**WHAT NEEDS TO BE DONE:** Set down the full listing exactly, character for character.

**DATA SHOWN:**
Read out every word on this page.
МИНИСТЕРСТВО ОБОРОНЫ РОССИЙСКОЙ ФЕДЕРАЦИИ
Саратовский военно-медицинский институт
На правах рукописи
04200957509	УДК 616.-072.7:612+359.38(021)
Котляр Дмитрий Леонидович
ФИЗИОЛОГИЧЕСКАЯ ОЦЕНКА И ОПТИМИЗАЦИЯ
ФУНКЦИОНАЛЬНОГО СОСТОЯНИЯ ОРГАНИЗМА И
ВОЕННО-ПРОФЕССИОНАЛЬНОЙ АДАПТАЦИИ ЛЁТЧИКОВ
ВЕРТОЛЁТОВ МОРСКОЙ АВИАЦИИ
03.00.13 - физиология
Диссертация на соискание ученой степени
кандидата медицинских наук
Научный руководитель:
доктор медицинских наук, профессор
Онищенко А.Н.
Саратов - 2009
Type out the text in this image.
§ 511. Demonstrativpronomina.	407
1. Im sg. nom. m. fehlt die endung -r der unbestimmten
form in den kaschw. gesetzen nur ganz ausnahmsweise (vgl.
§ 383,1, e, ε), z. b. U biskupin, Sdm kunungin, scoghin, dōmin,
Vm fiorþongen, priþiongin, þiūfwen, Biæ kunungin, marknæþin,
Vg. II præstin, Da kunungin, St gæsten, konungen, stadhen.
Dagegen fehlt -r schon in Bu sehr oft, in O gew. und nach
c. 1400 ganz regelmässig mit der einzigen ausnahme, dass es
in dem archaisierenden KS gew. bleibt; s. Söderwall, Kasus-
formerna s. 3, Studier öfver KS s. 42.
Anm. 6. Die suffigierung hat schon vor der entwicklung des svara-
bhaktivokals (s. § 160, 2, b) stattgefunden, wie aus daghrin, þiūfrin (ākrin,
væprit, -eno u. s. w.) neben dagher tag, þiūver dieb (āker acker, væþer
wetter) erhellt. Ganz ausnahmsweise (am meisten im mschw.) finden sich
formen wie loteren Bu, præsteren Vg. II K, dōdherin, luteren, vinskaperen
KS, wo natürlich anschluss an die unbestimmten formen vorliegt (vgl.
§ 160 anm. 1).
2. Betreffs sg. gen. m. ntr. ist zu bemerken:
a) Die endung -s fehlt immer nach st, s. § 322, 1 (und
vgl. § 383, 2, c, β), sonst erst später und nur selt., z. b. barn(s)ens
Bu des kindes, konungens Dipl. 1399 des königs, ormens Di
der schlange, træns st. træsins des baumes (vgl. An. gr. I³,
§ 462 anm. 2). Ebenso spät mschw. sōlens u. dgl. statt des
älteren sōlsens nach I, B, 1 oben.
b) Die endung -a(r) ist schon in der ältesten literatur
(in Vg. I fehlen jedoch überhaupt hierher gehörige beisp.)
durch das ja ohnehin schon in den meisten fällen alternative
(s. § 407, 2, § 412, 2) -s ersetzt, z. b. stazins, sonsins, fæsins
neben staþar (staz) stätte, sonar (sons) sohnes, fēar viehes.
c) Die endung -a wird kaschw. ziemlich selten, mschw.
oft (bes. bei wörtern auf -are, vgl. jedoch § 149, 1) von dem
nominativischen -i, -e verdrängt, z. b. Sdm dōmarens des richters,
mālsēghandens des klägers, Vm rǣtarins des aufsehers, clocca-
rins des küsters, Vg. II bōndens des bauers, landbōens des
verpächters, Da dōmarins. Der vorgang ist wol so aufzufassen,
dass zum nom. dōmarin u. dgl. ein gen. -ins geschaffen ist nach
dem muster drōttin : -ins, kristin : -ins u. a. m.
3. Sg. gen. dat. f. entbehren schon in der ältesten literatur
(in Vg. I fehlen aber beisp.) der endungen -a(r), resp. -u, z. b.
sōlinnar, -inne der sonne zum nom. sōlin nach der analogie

**SOLUTION BELOW:**
Read out every word on this page.
МИНИСТЕРСТВО ОБОРОНЫ РОССИЙСКОЙ ФЕДЕРАЦИИ
Саратовский военно-медицинский институт
На правах рукописи
04200957509	УДК 616.-072.7:612+359.38(021)
Котляр Дмитрий Леонидович
ФИЗИОЛОГИЧЕСКАЯ ОЦЕНКА И ОПТИМИЗАЦИЯ
ФУНКЦИОНАЛЬНОГО СОСТОЯНИЯ ОРГАНИЗМА И
ВОЕННО-ПРОФЕССИОНАЛЬНОЙ АДАПТАЦИИ ЛЁТЧИКОВ
ВЕРТОЛЁТОВ МОРСКОЙ АВИАЦИИ
03.00.13 - физиология
Диссертация на соискание ученой степени
кандидата медицинских наук
Научный руководитель:
доктор медицинских наук, профессор
Онищенко А.Н.
Саратов - 2009
Type out the text in this image.
§ 511. Demonstrativpronomina.	407
1. Im sg. nom. m. fehlt die endung -r der unbestimmten
form in den kaschw. gesetzen nur ganz ausnahmsweise (vgl.
§ 383,1, e, ε), z. b. U biskupin, Sdm kunungin, scoghin, dōmin,
Vm fiorþongen, priþiongin, þiūfwen, Biæ kunungin, marknæþin,
Vg. II præstin, Da kunungin, St gæsten, konungen, stadhen.
Dagegen fehlt -r schon in Bu sehr oft, in O gew. und nach
c. 1400 ganz regelmässig mit der einzigen ausnahme, dass es
in dem archaisierenden KS gew. bleibt; s. Söderwall, Kasus-
formerna s. 3, Studier öfver KS s. 42.
Anm. 6. Die suffigierung hat schon vor der entwicklung des svara-
bhaktivokals (s. § 160, 2, b) stattgefunden, wie aus daghrin, þiūfrin (ākrin,
væprit, -eno u. s. w.) neben dagher tag, þiūver dieb (āker acker, væþer
wetter) erhellt. Ganz ausnahmsweise (am meisten im mschw.) finden sich
formen wie loteren Bu, præsteren Vg. II K, dōdherin, luteren, vinskaperen
KS, wo natürlich anschluss an die unbestimmten formen vorliegt (vgl.
§ 160 anm. 1).
2. Betreffs sg. gen. m. ntr. ist zu bemerken:
a) Die endung -s fehlt immer nach st, s. § 322, 1 (und
vgl. § 383, 2, c, β), sonst erst später und nur selt., z. b. barn(s)ens
Bu des kindes, konungens Dipl. 1399 des königs, ormens Di
der schlange, træns st. træsins des baumes (vgl. An. gr. I³,
§ 462 anm. 2). Ebenso spät mschw. sōlens u. dgl. statt des
älteren sōlsens nach I, B, 1 oben.
b) Die endung -a(r) ist schon in der ältesten literatur
(in Vg. I fehlen jedoch überhaupt hierher gehörige beisp.)
durch das ja ohnehin schon in den meisten fällen alternative
(s. § 407, 2, § 412, 2) -s ersetzt, z. b. stazins, sonsins, fæsins
neben staþar (staz) stätte, sonar (sons) sohnes, fēar viehes.
c) Die endung -a wird kaschw. ziemlich selten, mschw.
oft (bes. bei wörtern auf -are, vgl. jedoch § 149, 1) von dem
nominativischen -i, -e verdrängt, z. b. Sdm dōmarens des richters,
mālsēghandens des klägers, Vm rǣtarins des aufsehers, clocca-
rins des küsters, Vg. II bōndens des bauers, landbōens des
verpächters, Da dōmarins. Der vorgang ist wol so aufzufassen,
dass zum nom. dōmarin u. dgl. ein gen. -ins geschaffen ist nach
dem muster drōttin : -ins, kristin : -ins u. a. m.
3. Sg. gen. dat. f. entbehren schon in der ältesten literatur
(in Vg. I fehlen aber beisp.) der endungen -a(r), resp. -u, z. b.
sōlinnar, -inne der sonne zum nom. sōlin nach der analogie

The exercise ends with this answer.